» **Extrait du texte**
═══

De fait, le nombre d’entreprises levant des fonds sur le marché obligataire sans faire appel à une agence ne cesse de croître en Europe, et notamment en France, s’alarme Fitch dans une étude publiée en juillet. Les émissions obligataires non notées sont ainsi passées de 1% en 2008 à 13% fin 2009.

En moins d’un an, Air France-KLM (transport aérien), Safran (équipements aéronautique), Christian Dior (luxe), les Galeries Lafayette (distribution), Havas (publicité) et Rallye (distribution) ont émis du “papier” sans le sceau d’une agence de “rating”.

“Ces sociétés ont le soutien des investisseurs nationaux”, explique M. Valencia.

Air France estime de son côté que son métier est “transparent” et connu de tous.

═══

» **Travail à faire**
1. Résumez en deux phrases le texte sur les émissions obligataires non notées.
2. Extrayez sans rien changer le passage du texte sur les émissions obligataires non notées qui commence à « De fait, le » et se termine à « explique M. Valencia. ».
3. Écrivez la suite du texte sur les émissions obligataires non notées, en partant de sa dernière phrase.
Ces données ne jouent aucun rôle dans le travail demandé.

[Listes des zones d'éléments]
═══

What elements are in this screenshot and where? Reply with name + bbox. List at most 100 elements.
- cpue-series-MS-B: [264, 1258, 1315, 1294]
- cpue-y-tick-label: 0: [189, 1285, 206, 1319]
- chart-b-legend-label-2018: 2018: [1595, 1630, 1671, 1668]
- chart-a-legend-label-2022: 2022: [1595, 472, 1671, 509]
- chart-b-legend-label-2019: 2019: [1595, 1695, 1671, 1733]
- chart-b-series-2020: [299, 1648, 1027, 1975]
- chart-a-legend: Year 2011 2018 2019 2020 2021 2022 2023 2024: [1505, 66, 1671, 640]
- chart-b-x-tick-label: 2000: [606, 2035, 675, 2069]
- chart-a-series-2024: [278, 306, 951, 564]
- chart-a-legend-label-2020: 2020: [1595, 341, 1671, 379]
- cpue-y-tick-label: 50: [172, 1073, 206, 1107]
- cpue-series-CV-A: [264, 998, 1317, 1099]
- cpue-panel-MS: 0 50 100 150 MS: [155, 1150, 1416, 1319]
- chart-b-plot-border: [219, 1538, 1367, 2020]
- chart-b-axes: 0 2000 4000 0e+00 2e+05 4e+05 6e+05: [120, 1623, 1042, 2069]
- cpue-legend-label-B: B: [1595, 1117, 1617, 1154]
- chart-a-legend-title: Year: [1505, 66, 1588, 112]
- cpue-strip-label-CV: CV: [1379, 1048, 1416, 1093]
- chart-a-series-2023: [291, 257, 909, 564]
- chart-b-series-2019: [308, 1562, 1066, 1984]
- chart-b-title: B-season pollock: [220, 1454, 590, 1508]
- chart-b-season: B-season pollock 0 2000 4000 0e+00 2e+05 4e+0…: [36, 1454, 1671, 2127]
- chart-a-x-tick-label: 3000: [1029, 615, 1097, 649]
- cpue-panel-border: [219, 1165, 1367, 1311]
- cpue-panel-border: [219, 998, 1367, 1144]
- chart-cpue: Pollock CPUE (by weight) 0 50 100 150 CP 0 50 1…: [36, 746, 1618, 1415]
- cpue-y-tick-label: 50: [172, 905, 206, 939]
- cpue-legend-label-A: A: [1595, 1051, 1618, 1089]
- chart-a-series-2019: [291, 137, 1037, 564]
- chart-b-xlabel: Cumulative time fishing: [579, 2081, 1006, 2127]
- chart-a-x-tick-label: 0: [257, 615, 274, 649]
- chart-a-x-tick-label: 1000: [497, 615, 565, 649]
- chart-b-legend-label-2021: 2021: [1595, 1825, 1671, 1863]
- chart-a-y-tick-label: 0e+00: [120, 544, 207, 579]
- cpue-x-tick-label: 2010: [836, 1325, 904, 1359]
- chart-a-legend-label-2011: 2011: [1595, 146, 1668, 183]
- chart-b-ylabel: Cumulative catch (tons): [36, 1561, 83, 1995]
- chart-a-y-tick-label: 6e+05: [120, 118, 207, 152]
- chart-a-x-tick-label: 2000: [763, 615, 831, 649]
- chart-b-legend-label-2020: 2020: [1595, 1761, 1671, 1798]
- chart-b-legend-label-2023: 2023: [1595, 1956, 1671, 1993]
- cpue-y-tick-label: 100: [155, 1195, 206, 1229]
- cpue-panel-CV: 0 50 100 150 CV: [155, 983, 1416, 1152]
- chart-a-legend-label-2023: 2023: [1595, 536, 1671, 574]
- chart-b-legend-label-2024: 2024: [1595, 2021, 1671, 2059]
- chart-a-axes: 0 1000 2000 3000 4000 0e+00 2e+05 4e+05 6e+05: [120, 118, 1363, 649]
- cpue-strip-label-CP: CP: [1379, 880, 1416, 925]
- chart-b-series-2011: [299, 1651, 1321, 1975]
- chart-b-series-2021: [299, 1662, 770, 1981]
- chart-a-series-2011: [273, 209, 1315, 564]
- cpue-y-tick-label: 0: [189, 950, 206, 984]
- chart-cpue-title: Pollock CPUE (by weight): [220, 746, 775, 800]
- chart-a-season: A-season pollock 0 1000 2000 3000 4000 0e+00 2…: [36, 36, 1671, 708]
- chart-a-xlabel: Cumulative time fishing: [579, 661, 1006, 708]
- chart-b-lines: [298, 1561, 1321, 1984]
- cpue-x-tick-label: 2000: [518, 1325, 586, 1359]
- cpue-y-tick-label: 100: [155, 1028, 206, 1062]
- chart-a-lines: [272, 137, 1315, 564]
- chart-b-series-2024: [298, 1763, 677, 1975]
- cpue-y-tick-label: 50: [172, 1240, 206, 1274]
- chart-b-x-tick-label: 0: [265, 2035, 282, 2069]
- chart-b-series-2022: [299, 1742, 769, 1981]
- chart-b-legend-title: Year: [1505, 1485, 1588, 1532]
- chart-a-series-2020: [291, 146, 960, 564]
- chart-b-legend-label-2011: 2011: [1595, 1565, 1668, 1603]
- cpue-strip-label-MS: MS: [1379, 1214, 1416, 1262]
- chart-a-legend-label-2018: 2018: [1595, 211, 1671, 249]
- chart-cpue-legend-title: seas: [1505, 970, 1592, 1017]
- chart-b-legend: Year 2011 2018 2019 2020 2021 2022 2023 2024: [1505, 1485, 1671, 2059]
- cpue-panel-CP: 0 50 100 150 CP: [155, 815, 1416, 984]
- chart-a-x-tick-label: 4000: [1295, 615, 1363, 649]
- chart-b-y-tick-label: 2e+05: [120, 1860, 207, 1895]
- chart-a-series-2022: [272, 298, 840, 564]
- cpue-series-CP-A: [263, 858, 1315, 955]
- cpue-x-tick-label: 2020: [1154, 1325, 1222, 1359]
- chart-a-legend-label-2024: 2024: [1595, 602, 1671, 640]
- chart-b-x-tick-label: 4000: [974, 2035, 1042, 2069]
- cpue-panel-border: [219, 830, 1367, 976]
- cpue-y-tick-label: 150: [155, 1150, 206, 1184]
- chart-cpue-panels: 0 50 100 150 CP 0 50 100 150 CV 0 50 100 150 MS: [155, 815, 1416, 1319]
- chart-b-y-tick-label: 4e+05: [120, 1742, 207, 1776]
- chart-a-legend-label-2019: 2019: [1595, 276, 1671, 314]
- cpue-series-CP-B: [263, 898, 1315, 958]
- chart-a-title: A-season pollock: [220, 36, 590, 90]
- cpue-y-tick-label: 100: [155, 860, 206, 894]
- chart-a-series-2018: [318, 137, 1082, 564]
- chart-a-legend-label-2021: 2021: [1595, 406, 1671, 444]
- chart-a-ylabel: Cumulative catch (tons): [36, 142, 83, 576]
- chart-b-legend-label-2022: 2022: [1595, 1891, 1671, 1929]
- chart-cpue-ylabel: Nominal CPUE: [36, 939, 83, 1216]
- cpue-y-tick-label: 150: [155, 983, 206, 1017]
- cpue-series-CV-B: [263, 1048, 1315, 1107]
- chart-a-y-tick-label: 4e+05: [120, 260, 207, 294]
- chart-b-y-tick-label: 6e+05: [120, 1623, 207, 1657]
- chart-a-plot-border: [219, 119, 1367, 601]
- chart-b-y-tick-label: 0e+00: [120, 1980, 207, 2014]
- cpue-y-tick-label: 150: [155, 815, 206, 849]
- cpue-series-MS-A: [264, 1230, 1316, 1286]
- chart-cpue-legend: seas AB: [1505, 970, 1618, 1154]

═══

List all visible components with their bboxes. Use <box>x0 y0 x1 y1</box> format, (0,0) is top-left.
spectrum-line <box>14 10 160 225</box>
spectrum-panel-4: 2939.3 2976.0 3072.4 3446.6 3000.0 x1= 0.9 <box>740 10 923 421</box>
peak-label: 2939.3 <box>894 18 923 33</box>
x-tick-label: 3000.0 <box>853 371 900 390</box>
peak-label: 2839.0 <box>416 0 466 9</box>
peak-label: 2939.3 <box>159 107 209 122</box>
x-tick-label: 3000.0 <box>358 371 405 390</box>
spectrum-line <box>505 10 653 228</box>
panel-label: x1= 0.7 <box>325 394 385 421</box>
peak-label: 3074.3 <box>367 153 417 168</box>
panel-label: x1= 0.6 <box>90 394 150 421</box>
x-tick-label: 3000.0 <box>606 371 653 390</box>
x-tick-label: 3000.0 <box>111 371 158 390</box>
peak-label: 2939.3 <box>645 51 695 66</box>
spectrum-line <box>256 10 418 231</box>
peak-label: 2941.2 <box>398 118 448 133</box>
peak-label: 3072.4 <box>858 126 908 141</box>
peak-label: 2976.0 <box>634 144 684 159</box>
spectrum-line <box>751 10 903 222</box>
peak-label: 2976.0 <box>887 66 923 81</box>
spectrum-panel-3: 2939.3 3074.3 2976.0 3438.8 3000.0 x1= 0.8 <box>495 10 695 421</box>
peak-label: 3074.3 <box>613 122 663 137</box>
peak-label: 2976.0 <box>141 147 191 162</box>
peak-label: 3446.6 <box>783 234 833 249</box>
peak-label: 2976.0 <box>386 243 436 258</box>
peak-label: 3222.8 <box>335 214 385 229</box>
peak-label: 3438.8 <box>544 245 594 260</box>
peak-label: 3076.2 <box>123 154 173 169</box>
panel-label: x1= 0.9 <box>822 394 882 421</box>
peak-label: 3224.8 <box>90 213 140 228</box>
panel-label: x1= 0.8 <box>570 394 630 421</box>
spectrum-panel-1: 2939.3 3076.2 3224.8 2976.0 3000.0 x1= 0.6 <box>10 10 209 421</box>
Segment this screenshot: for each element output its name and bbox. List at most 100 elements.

═══

» **Réponses par tâche**
1. Selon une étude publiée en juillet par Fitch, qui s'en alarme, de plus en plus d'entreprises lèvent des fonds sur le marché obligataire sans faire appel à une agence en Europe, notamment en France, et la part des émissions non notées est passée de 1 % en 2008 à 13 % fin 2009. En moins d'un an, Air France-KLM, Safran, Christian Dior, les Galeries Lafayette, Havas et Rallye ont émis du « papier » sans le sceau d'une agence de notation, et M. Valencia explique que ces sociétés ont le soutien des investisseurs nationaux.

2.
De fait, le nombre d’entreprises levant des fonds sur le marché obligataire sans faire appel à une agence ne cesse de croître en Europe, et notamment en France, s’alarme Fitch dans une étude publiée en juillet. Les émissions obligataires non notées sont ainsi passées de 1% en 2008 à 13% fin 2009.

En moins d’un an, Air France-KLM (transport aérien), Safran (équipements aéronautique), Christian Dior (luxe), les Galeries Lafayette (distribution), Havas (publicité) et Rallye (distribution) ont émis du “papier” sans le sceau d’une agence de “rating”.

“Ces sociétés ont le soutien des investisseurs nationaux”, explique M. Valencia.

3.
Même credo aux Galeries Lafayette: “Nous sommes suffisamment connus et solides”, argue le directeur financier Ugo Supino. “On a (donc) considéré qu’on n’avait pas besoin de notation”.

Selon les analystes, les investisseurs sont prêts à investir entre 2 et 3% de leurs portefeuilles dans les placements non notés.

“Le marché montre de l’appétit pour les émetteurs nouveaux et de taille intermédiaire même sans notation, alors pourquoi se mettre une +épée de Damoclès sur la tête+ en se faisant noter par une agence ?” relève M. Levy.

Outre le coût d’un “rating” (entre 50.000 et 100.000 euros), s’ajoute une méfiance envers les agences, dont le rôle est régulièrement critiqué depuis l’éclatement de la crise.

La plupart des entreprises qui se passent de “rating” sont de taille moyenne. Si une très grosse entreprise comme France Télécom devait décider de se passer de notation, “ce ne serait pas un bon signe pour les agences”, avance M. Valencia. Il estime toutefois qu’il y a “peu” de chances qu’un tel scénario se concrétise, car “beaucoup d’investisseurs sont obligés d’éviter des papiers sans note”.